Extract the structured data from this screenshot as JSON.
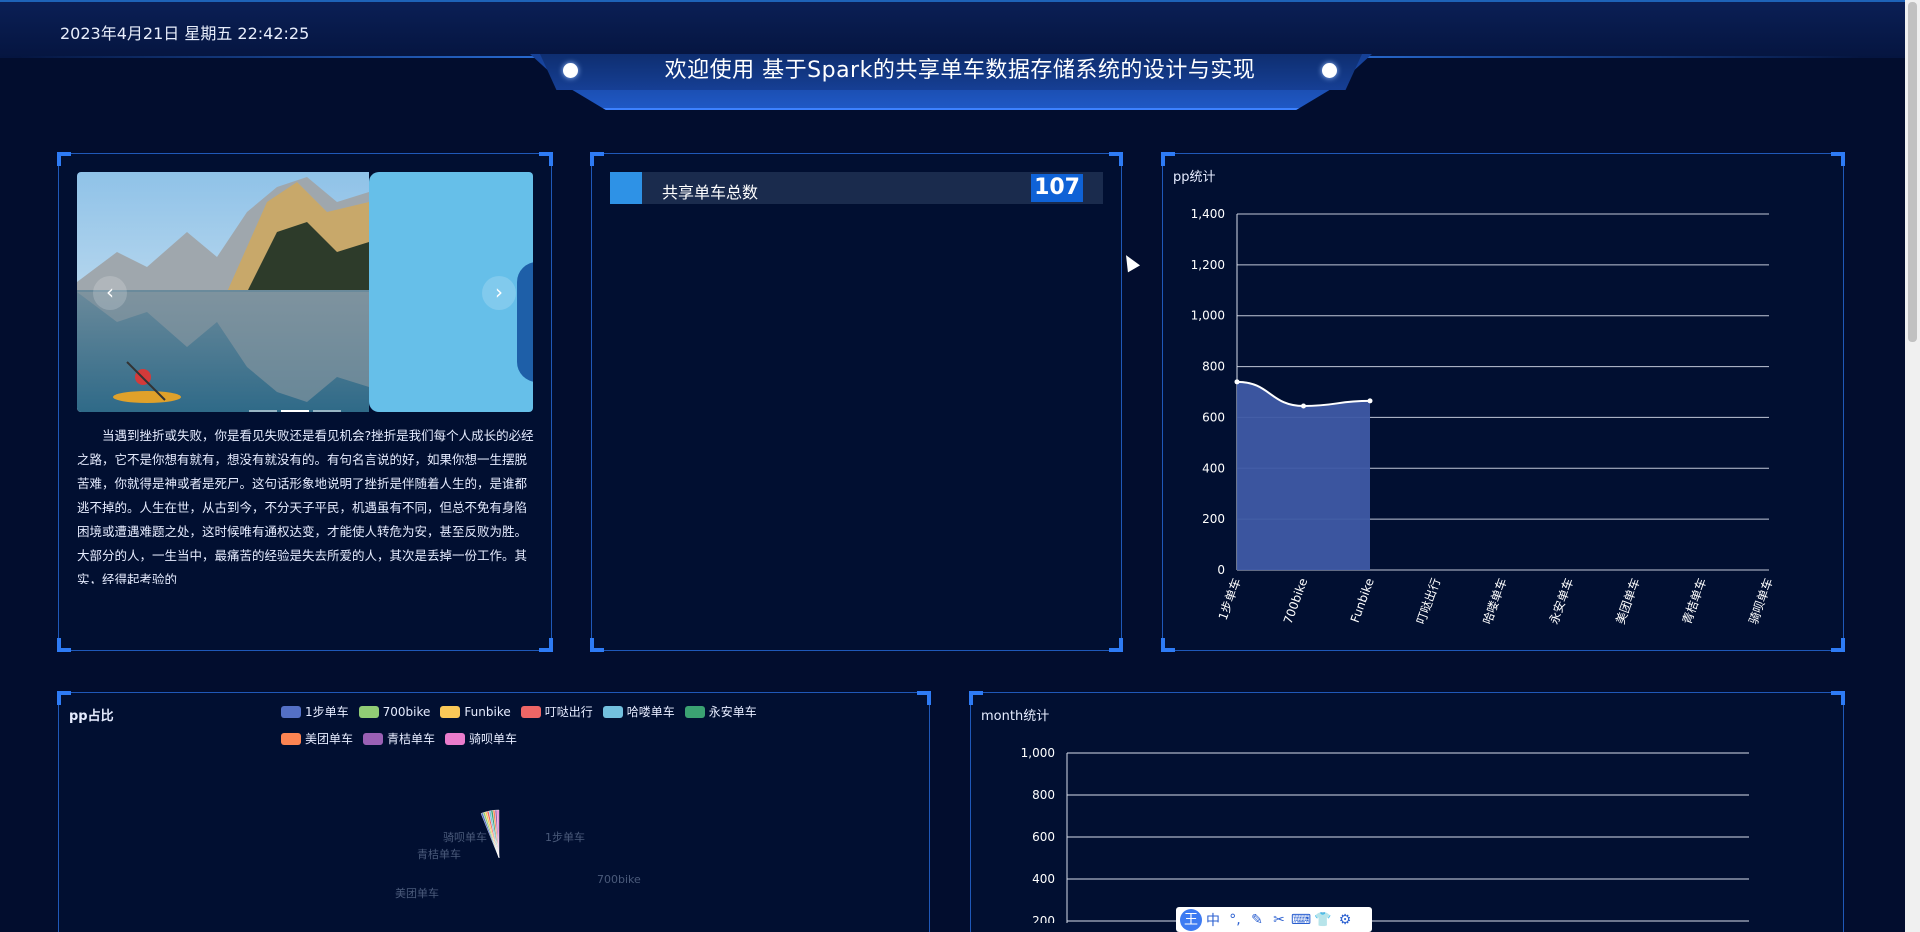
{
  "header": {
    "datetime": "2023年4月21日 星期五 22:42:25",
    "title": "欢迎使用 基于Spark的共享单车数据存储系统的设计与实现"
  },
  "carousel": {
    "prev_icon": "‹",
    "next_icon": "›",
    "paragraph": "当遇到挫折或失败，你是看见失败还是看见机会?挫折是我们每个人成长的必经之路，它不是你想有就有，想没有就没有的。有句名言说的好，如果你想一生摆脱苦难，你就得是神或者是死尸。这句话形象地说明了挫折是伴随着人生的，是谁都逃不掉的。人生在世，从古到今，不分天子平民，机遇虽有不同，但总不免有身陷困境或遭遇难题之处，这时候唯有通权达变，才能使人转危为安，甚至反败为胜。大部分的人，一生当中，最痛苦的经验是失去所爱的人，其次是丢掉一份工作。其实，经得起考验的"
  },
  "counter": {
    "label": "共享单车总数",
    "value": "107"
  },
  "pp_chart": {
    "title": "pp统计"
  },
  "pie_chart": {
    "title": "pp占比"
  },
  "month_chart": {
    "title": "month统计"
  },
  "colors": {
    "accent": "#2e7bf5",
    "area": "#3e5aa5",
    "background": "#020d2e"
  },
  "chart_data": [
    {
      "type": "area",
      "title": "pp统计",
      "categories": [
        "1步单车",
        "700bike",
        "Funbike",
        "叮哒出行",
        "哈喽单车",
        "永安单车",
        "美团单车",
        "青桔单车",
        "骑呗单车"
      ],
      "values": [
        740,
        645,
        665,
        null,
        null,
        null,
        null,
        null,
        null
      ],
      "ylim": [
        0,
        1400
      ],
      "yticks": [
        "0",
        "200",
        "400",
        "600",
        "800",
        "1,000",
        "1,200",
        "1,400"
      ],
      "grid": true
    },
    {
      "type": "pie",
      "title": "pp占比",
      "legend": [
        "1步单车",
        "700bike",
        "Funbike",
        "叮哒出行",
        "哈喽单车",
        "永安单车",
        "美团单车",
        "青桔单车",
        "骑呗单车"
      ],
      "colors": [
        "#5470c6",
        "#91cc75",
        "#fac858",
        "#ee6666",
        "#73c0de",
        "#3ba272",
        "#fc8452",
        "#9a60b4",
        "#ea7ccc"
      ],
      "slice_labels": [
        "1步单车",
        "700bike",
        "美团单车",
        "青桔单车",
        "骑呗单车"
      ],
      "legend_position": "top"
    },
    {
      "type": "bar",
      "title": "month统计",
      "ylim": [
        0,
        1000
      ],
      "yticks": [
        "200",
        "400",
        "600",
        "800",
        "1,000"
      ],
      "grid": true
    }
  ],
  "ime_toolbar": {
    "logo": "王",
    "lang": "中",
    "items": [
      "°,",
      "✎",
      "✂",
      "⌨",
      "👕",
      "⚙"
    ]
  }
}
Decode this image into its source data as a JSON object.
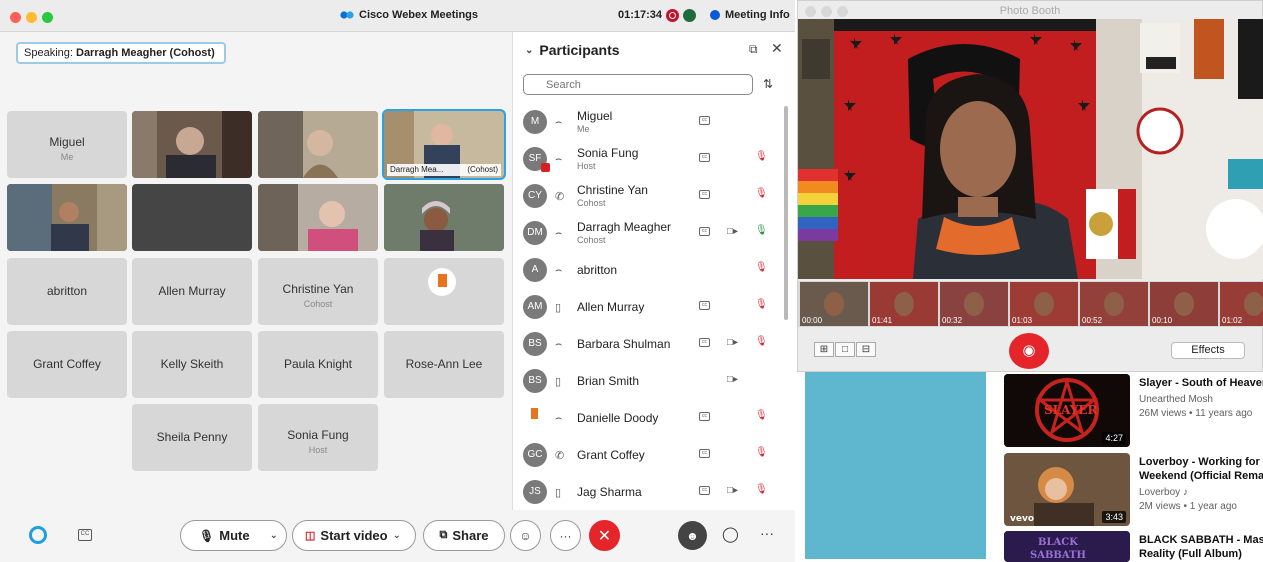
{
  "webex": {
    "app_title": "Cisco Webex Meetings",
    "clock": "01:17:34",
    "meeting_info": "Meeting Info",
    "speaking_prefix": "Speaking:",
    "speaking_name": "Darragh Meagher (Cohost)",
    "grid": [
      {
        "name": "Miguel",
        "sub": "Me",
        "kind": "name"
      },
      {
        "name": "",
        "sub": "",
        "kind": "video"
      },
      {
        "name": "",
        "sub": "",
        "kind": "video"
      },
      {
        "name": "Darragh Mea...",
        "sub": "(Cohost)",
        "kind": "video-selected"
      },
      {
        "name": "",
        "sub": "",
        "kind": "video"
      },
      {
        "name": "",
        "sub": "",
        "kind": "dark"
      },
      {
        "name": "",
        "sub": "",
        "kind": "video"
      },
      {
        "name": "",
        "sub": "",
        "kind": "video"
      },
      {
        "name": "abritton",
        "sub": "",
        "kind": "name"
      },
      {
        "name": "Allen Murray",
        "sub": "",
        "kind": "name"
      },
      {
        "name": "Christine Yan",
        "sub": "Cohost",
        "kind": "name"
      },
      {
        "name": "",
        "sub": "",
        "kind": "logo"
      },
      {
        "name": "Grant Coffey",
        "sub": "",
        "kind": "name"
      },
      {
        "name": "Kelly Skeith",
        "sub": "",
        "kind": "name"
      },
      {
        "name": "Paula Knight",
        "sub": "",
        "kind": "name"
      },
      {
        "name": "Rose-Ann Lee",
        "sub": "",
        "kind": "name"
      },
      {
        "name": "Sheila Penny",
        "sub": "",
        "kind": "name"
      },
      {
        "name": "Sonia Fung",
        "sub": "Host",
        "kind": "name"
      }
    ],
    "panel": {
      "title": "Participants",
      "search_placeholder": "Search",
      "participants": [
        {
          "initials": "M",
          "name": "Miguel",
          "role": "Me",
          "device": "headset",
          "cc": true,
          "video": false,
          "mic": "none"
        },
        {
          "initials": "SF",
          "name": "Sonia Fung",
          "role": "Host",
          "device": "headset",
          "cc": true,
          "video": false,
          "mic": "muted"
        },
        {
          "initials": "CY",
          "name": "Christine Yan",
          "role": "Cohost",
          "device": "phone",
          "cc": true,
          "video": false,
          "mic": "muted"
        },
        {
          "initials": "DM",
          "name": "Darragh Meagher",
          "role": "Cohost",
          "device": "headset",
          "cc": true,
          "video": true,
          "mic": "on"
        },
        {
          "initials": "A",
          "name": "abritton",
          "role": "",
          "device": "headset",
          "cc": false,
          "video": false,
          "mic": "muted"
        },
        {
          "initials": "AM",
          "name": "Allen Murray",
          "role": "",
          "device": "mobile",
          "cc": true,
          "video": false,
          "mic": "muted"
        },
        {
          "initials": "BS",
          "name": "Barbara Shulman",
          "role": "",
          "device": "headset",
          "cc": true,
          "video": true,
          "mic": "muted"
        },
        {
          "initials": "BS",
          "name": "Brian Smith",
          "role": "",
          "device": "mobile",
          "cc": false,
          "video": true,
          "mic": "none"
        },
        {
          "initials": "",
          "name": "Danielle Doody",
          "role": "",
          "device": "headset",
          "cc": true,
          "video": false,
          "mic": "muted",
          "logo": true
        },
        {
          "initials": "GC",
          "name": "Grant Coffey",
          "role": "",
          "device": "phone",
          "cc": true,
          "video": false,
          "mic": "muted"
        },
        {
          "initials": "JS",
          "name": "Jag Sharma",
          "role": "",
          "device": "mobile",
          "cc": true,
          "video": true,
          "mic": "muted"
        }
      ]
    },
    "toolbar": {
      "mute": "Mute",
      "start_video": "Start video",
      "share": "Share"
    }
  },
  "photobooth": {
    "title": "Photo Booth",
    "thumb_labels": [
      "00:00",
      "01:41",
      "00:32",
      "01:03",
      "00:52",
      "00:10",
      "01:02"
    ],
    "effects": "Effects"
  },
  "youtube": {
    "videos": [
      {
        "title_line1": "Slayer - South of Heaven",
        "title_line2": "",
        "channel": "Unearthed Mosh",
        "meta": "26M views • 11 years ago",
        "duration": "4:27"
      },
      {
        "title_line1": "Loverboy - Working for the",
        "title_line2": "Weekend (Official Remaster)",
        "channel": "Loverboy",
        "meta": "2M views • 1 year ago",
        "duration": "3:43",
        "thumb_logo": "vevo"
      },
      {
        "title_line1": "BLACK SABBATH - Master of",
        "title_line2": "Reality (Full Album)",
        "channel": "",
        "meta": "",
        "duration": "",
        "thumb_text": "BLACK SABBATH"
      }
    ]
  },
  "colors": {
    "accent_blue": "#2ba3e0",
    "end_red": "#e5252a",
    "muted_red": "#d81f26",
    "active_green": "#1b8b3c"
  }
}
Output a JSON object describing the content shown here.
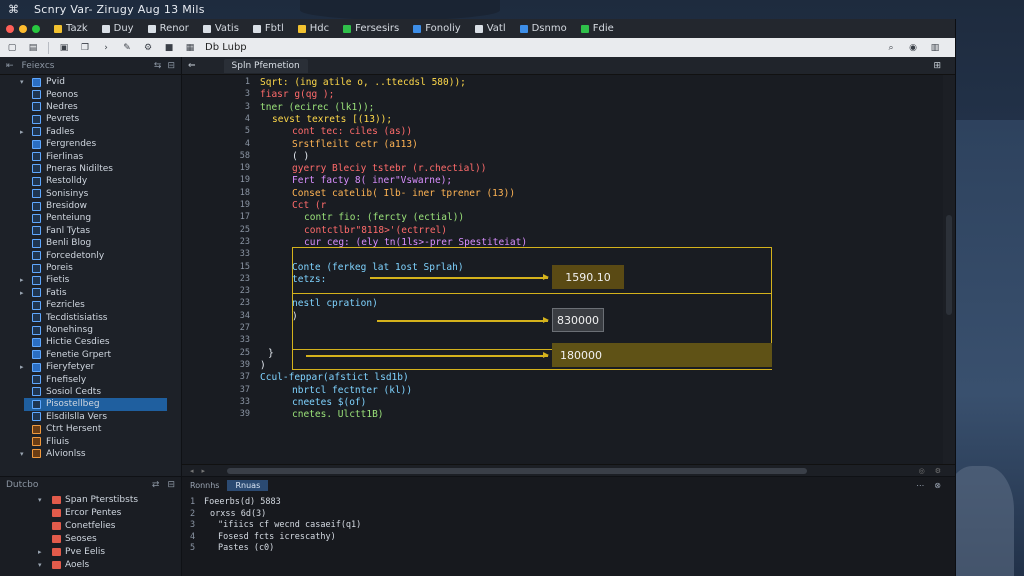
{
  "menubar": {
    "title": "Scnry Var- Zirugy Aug 13 Mils"
  },
  "window_menu": [
    {
      "label": "Tazk",
      "color": "#f2c230"
    },
    {
      "label": "Duy",
      "color": "#d9dfe6"
    },
    {
      "label": "Renor",
      "color": "#d9dfe6"
    },
    {
      "label": "Vatis",
      "color": "#d9dfe6"
    },
    {
      "label": "Fbtl",
      "color": "#d9dfe6"
    },
    {
      "label": "Hdc",
      "color": "#f2c230"
    },
    {
      "label": "Fersesirs",
      "color": "#2fbf4a"
    },
    {
      "label": "Fonoliy",
      "color": "#3d8ee8"
    },
    {
      "label": "Vatl",
      "color": "#d9dfe6"
    },
    {
      "label": "Dsnmo",
      "color": "#3d8ee8"
    },
    {
      "label": "Fdie",
      "color": "#2fbf4a"
    }
  ],
  "toolbar": {
    "label": "Db Lubp"
  },
  "sidebar": {
    "header": "Feiexcs",
    "items": [
      {
        "label": "Pvid",
        "arrow": "▾",
        "icon": "blue"
      },
      {
        "label": "Peonos",
        "arrow": "",
        "icon": ""
      },
      {
        "label": "Nedres",
        "arrow": "",
        "icon": ""
      },
      {
        "label": "Pevrets",
        "arrow": "",
        "icon": ""
      },
      {
        "label": "Fadles",
        "arrow": "▸",
        "icon": ""
      },
      {
        "label": "Fergrendes",
        "arrow": "",
        "icon": "blue"
      },
      {
        "label": "Fierlinas",
        "arrow": "",
        "icon": ""
      },
      {
        "label": "Pneras Nidiltes",
        "arrow": "",
        "icon": ""
      },
      {
        "label": "Restolldy",
        "arrow": "",
        "icon": ""
      },
      {
        "label": "Sonisinys",
        "arrow": "",
        "icon": ""
      },
      {
        "label": "Bresidow",
        "arrow": "",
        "icon": ""
      },
      {
        "label": "Penteiung",
        "arrow": "",
        "icon": ""
      },
      {
        "label": "Fanl Tytas",
        "arrow": "",
        "icon": ""
      },
      {
        "label": "Benli Blog",
        "arrow": "",
        "icon": ""
      },
      {
        "label": "Forcedetonly",
        "arrow": "",
        "icon": ""
      },
      {
        "label": "Poreis",
        "arrow": "",
        "icon": ""
      },
      {
        "label": "Fietis",
        "arrow": "▸",
        "icon": ""
      },
      {
        "label": "Fatis",
        "arrow": "▸",
        "icon": ""
      },
      {
        "label": "Fezricles",
        "arrow": "",
        "icon": ""
      },
      {
        "label": "Tecdistisiatiss",
        "arrow": "",
        "icon": ""
      },
      {
        "label": "Ronehinsg",
        "arrow": "",
        "icon": ""
      },
      {
        "label": "Hictie Cesdies",
        "arrow": "",
        "icon": "blue"
      },
      {
        "label": "Fenetie Grpert",
        "arrow": "",
        "icon": "blue"
      },
      {
        "label": "Fieryfetyer",
        "arrow": "▸",
        "icon": "blue"
      },
      {
        "label": "Fnefisely",
        "arrow": "",
        "icon": ""
      },
      {
        "label": "Sosiol Cedts",
        "arrow": "",
        "icon": ""
      },
      {
        "label": "Pisostellbeg",
        "arrow": "",
        "icon": "",
        "selected": true
      },
      {
        "label": "Elsdilslla Vers",
        "arrow": "",
        "icon": ""
      },
      {
        "label": "Ctrt Hersent",
        "arrow": "",
        "icon": "orange"
      },
      {
        "label": "Fliuis",
        "arrow": "",
        "icon": "orange"
      },
      {
        "label": "Alvionlss",
        "arrow": "▾",
        "icon": "orange"
      }
    ]
  },
  "bottom_sidebar": {
    "header": "Dutcbo",
    "items": [
      {
        "label": "Span Pterstibsts",
        "arrow": "▾"
      },
      {
        "label": "Ercor Pentes",
        "arrow": ""
      },
      {
        "label": "Conetfelies",
        "arrow": ""
      },
      {
        "label": "Seoses",
        "arrow": ""
      },
      {
        "label": "Pve Eelis",
        "arrow": "▸"
      },
      {
        "label": "Aoels",
        "arrow": "▾"
      }
    ]
  },
  "editor": {
    "tab": "Spln Pfemetion",
    "lines": [
      {
        "n": "1",
        "text": "Sqrt: (ing atile o, ..ttecdsl 580));",
        "indent": 0,
        "color": "k-yel"
      },
      {
        "n": "3",
        "text": "fiasr g(qg );",
        "indent": 0,
        "color": "k-red"
      },
      {
        "n": "3",
        "text": "tner (ecirec (lk1));",
        "indent": 0,
        "color": "k-grn"
      },
      {
        "n": "4",
        "text": "sevst texrets [(13));",
        "indent": 12,
        "color": "k-yel"
      },
      {
        "n": "5",
        "text": "cont tec: ciles (as))",
        "indent": 32,
        "color": "k-red"
      },
      {
        "n": "4",
        "text": "Srstfleilt cetr (a113)",
        "indent": 32,
        "color": "k-org"
      },
      {
        "n": "58",
        "text": "( )",
        "indent": 32,
        "color": "k-wht"
      },
      {
        "n": "19",
        "text": "gyerry Bleciy tstebr (r.chectial))",
        "indent": 32,
        "color": "k-red"
      },
      {
        "n": "19",
        "text": "Fert facty 8( iner\"Vswarne);",
        "indent": 32,
        "color": "k-pur"
      },
      {
        "n": "18",
        "text": "Conset catelib( Ilb- iner tprener (13))",
        "indent": 32,
        "color": "k-org"
      },
      {
        "n": "19",
        "text": "Cct (r",
        "indent": 32,
        "color": "k-red"
      },
      {
        "n": "17",
        "text": "contr fio: (fercty (ectial))",
        "indent": 44,
        "color": "k-grn"
      },
      {
        "n": "25",
        "text": "contctlbr\"8118>'(ectrrel)",
        "indent": 44,
        "color": "k-red"
      },
      {
        "n": "23",
        "text": "cur ceg: (ely tn(1ls>-prer Spestiteiat)",
        "indent": 44,
        "color": "k-pur"
      },
      {
        "n": "33",
        "text": "",
        "indent": 32,
        "color": "k-wht"
      },
      {
        "n": "15",
        "text": "Conte (ferkeg lat 1ost Sprlah)",
        "indent": 32,
        "color": "k-cyan"
      },
      {
        "n": "23",
        "text": "tetzs:",
        "indent": 32,
        "color": "k-cyan"
      },
      {
        "n": "23",
        "text": "",
        "indent": 32,
        "color": "k-wht"
      },
      {
        "n": "23",
        "text": "nestl cpration)",
        "indent": 32,
        "color": "k-cyan"
      },
      {
        "n": "34",
        "text": ")",
        "indent": 32,
        "color": "k-wht"
      },
      {
        "n": "27",
        "text": "",
        "indent": 32,
        "color": "k-wht"
      },
      {
        "n": "33",
        "text": "",
        "indent": 32,
        "color": "k-wht"
      },
      {
        "n": "25",
        "text": "}",
        "indent": 8,
        "color": "k-wht"
      },
      {
        "n": "39",
        "text": ")",
        "indent": 0,
        "color": "k-wht"
      },
      {
        "n": "37",
        "text": "Ccul-feppar(afstict lsd1b)",
        "indent": 0,
        "color": "k-cyan"
      },
      {
        "n": "37",
        "text": "nbrtcl fectnter (kl))",
        "indent": 32,
        "color": "k-cyan"
      },
      {
        "n": "33",
        "text": "cneetes $(of)",
        "indent": 32,
        "color": "k-cyan"
      },
      {
        "n": "39",
        "text": "cnetes. Ulctt1B)",
        "indent": 32,
        "color": "k-grn"
      }
    ],
    "values": [
      "1590.10",
      "830000",
      "180000"
    ]
  },
  "console": {
    "tabs": [
      "Ronnhs",
      "Rnuas"
    ],
    "lines": [
      {
        "n": "1",
        "text": "Foeerbs(d) 5883",
        "indent": 0
      },
      {
        "n": "2",
        "text": "orxss 6d(3)",
        "indent": 6
      },
      {
        "n": "3",
        "text": "\"ifiics cf wecnd casaeif(q1)",
        "indent": 14
      },
      {
        "n": "4",
        "text": "Fosesd fcts icrescathy)",
        "indent": 14
      },
      {
        "n": "5",
        "text": "Pastes (c0)",
        "indent": 14
      }
    ]
  }
}
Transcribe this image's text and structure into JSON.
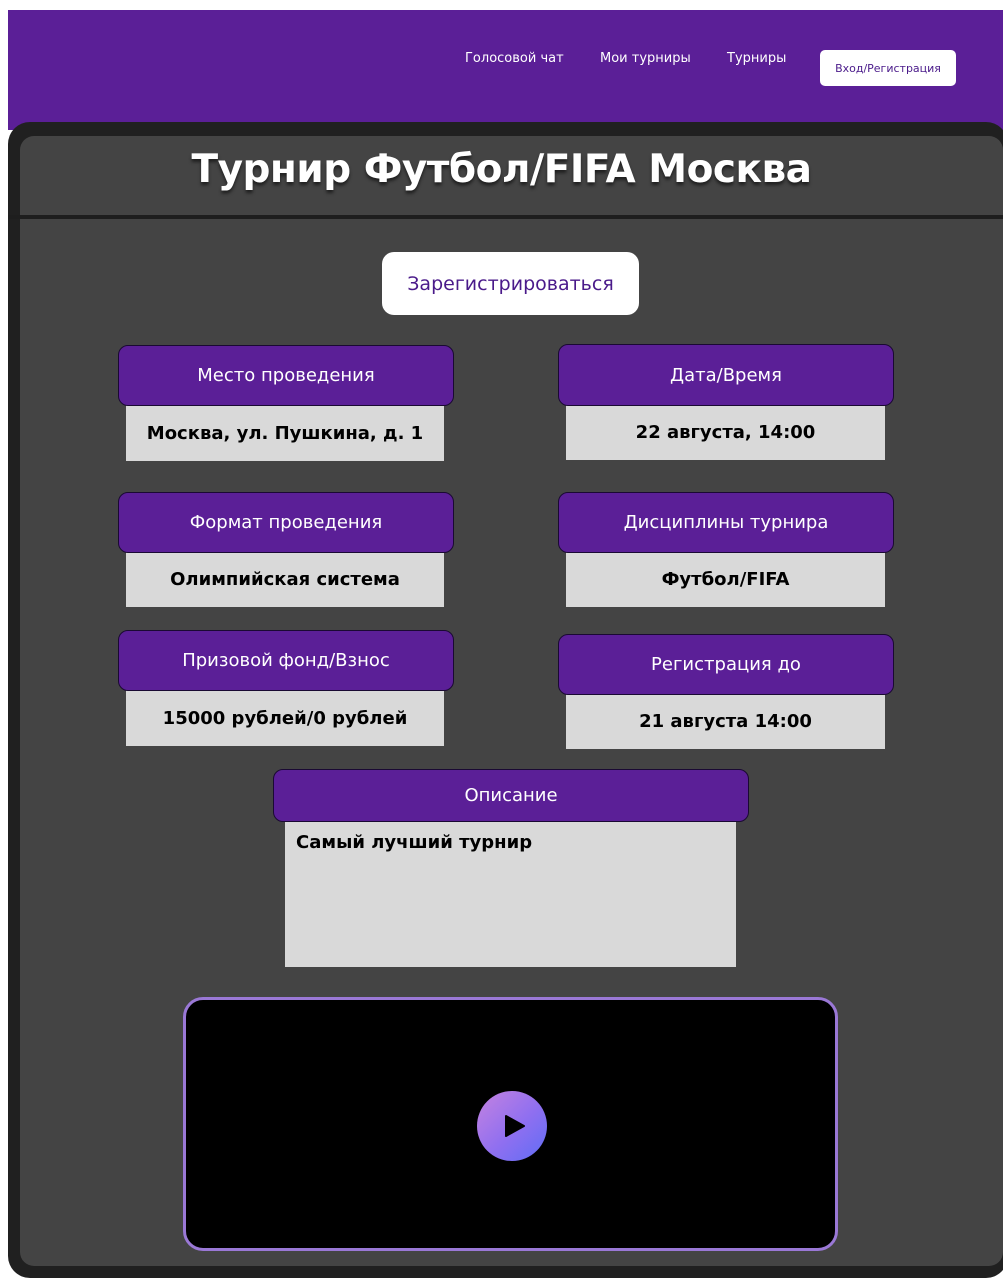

☆ ☆ ☆ ☆

--- What the exercise asks ---
Find the word "Darragh" in the material, then list each line that holds it.

--- The result ---
    "speaking_name": "Darragh Meagher (Cohost)",
        "name": "Darragh Mea...",
          "name": "Darragh Meagher",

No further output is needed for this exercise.